** Begin Entries shown **

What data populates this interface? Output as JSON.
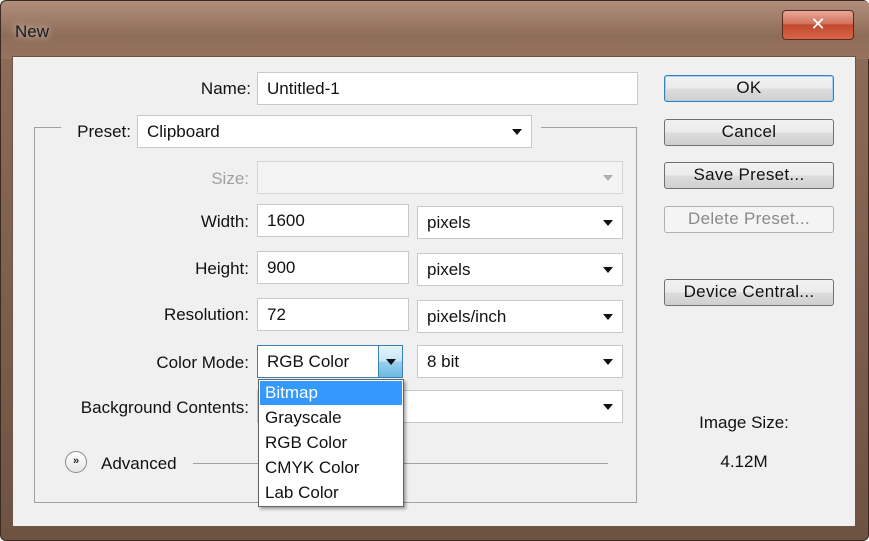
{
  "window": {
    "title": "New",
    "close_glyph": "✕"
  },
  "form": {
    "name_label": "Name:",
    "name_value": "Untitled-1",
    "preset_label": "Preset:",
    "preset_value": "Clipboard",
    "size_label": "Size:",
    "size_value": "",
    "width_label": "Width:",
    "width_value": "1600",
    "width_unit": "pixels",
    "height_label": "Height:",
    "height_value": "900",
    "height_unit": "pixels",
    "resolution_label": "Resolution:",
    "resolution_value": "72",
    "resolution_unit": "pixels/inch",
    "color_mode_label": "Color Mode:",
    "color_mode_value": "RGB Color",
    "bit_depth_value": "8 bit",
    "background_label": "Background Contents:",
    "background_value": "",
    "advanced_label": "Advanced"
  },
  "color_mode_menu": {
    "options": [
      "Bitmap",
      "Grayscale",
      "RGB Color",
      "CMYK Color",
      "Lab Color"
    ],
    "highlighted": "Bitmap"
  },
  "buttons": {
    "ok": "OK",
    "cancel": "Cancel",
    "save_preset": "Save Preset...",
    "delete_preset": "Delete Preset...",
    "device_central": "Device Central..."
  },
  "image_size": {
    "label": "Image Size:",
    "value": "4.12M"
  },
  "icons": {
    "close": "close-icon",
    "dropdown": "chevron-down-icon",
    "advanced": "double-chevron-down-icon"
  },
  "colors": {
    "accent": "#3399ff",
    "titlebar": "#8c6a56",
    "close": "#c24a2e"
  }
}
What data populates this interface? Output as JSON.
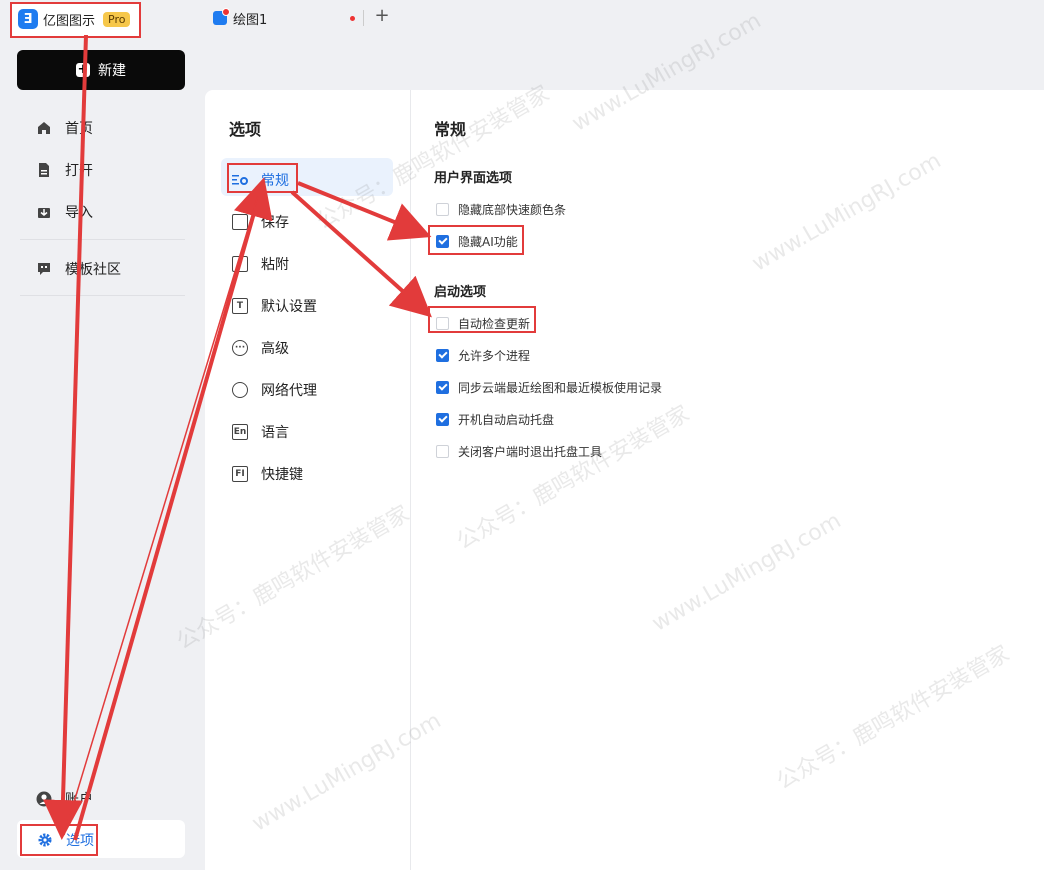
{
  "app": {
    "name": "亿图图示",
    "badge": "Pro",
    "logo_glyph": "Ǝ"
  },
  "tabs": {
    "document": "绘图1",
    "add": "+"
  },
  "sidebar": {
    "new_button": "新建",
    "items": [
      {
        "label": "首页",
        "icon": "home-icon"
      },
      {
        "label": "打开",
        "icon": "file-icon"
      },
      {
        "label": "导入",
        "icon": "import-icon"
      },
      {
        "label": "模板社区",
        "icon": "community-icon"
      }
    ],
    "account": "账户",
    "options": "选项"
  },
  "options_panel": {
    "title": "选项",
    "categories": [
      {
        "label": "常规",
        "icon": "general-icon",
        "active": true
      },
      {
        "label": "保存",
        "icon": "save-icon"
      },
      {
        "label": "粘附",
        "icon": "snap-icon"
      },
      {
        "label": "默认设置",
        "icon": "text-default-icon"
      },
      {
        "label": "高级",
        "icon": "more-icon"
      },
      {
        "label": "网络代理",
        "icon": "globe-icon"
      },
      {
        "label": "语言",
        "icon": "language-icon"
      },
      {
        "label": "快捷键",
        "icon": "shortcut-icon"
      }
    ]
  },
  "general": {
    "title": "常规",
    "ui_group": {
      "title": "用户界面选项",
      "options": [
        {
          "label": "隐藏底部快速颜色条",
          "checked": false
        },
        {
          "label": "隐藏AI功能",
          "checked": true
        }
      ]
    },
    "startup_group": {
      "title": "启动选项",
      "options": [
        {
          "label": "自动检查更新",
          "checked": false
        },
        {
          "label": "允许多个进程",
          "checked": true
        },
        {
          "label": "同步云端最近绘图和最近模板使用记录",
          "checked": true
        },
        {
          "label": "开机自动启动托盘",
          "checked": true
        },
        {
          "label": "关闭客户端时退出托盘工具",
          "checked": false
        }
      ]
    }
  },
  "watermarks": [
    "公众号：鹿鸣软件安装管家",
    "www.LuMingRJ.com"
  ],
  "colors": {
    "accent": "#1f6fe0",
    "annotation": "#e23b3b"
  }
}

** End Entries shown **
** Begin Entries shown **

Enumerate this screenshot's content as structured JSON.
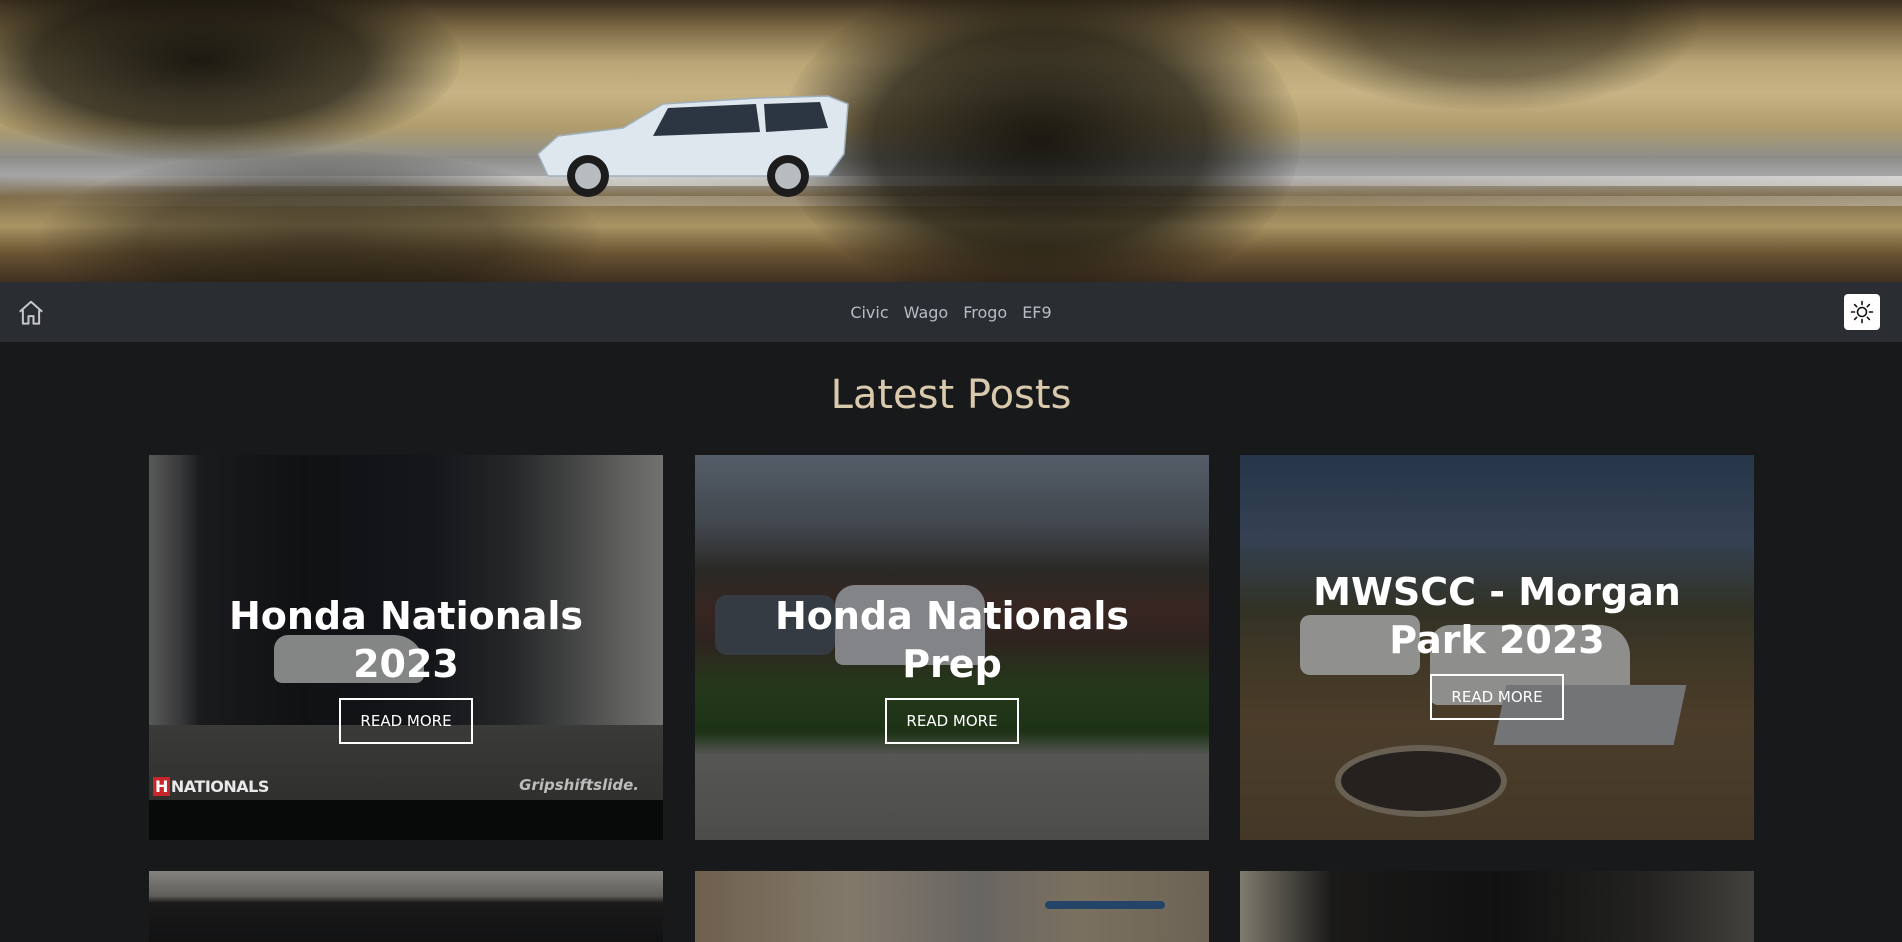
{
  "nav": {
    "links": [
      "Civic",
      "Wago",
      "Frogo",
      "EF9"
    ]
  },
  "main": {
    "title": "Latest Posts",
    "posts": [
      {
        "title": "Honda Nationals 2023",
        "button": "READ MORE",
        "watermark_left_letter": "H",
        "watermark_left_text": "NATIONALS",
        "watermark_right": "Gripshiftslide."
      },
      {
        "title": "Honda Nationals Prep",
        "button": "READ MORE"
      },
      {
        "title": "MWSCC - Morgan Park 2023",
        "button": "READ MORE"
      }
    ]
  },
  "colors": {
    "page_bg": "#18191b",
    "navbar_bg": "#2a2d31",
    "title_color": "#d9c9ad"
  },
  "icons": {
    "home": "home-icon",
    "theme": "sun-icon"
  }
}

** End Entries shown **

State, as a number only, how many lines in the entries include "down".

§ Response
2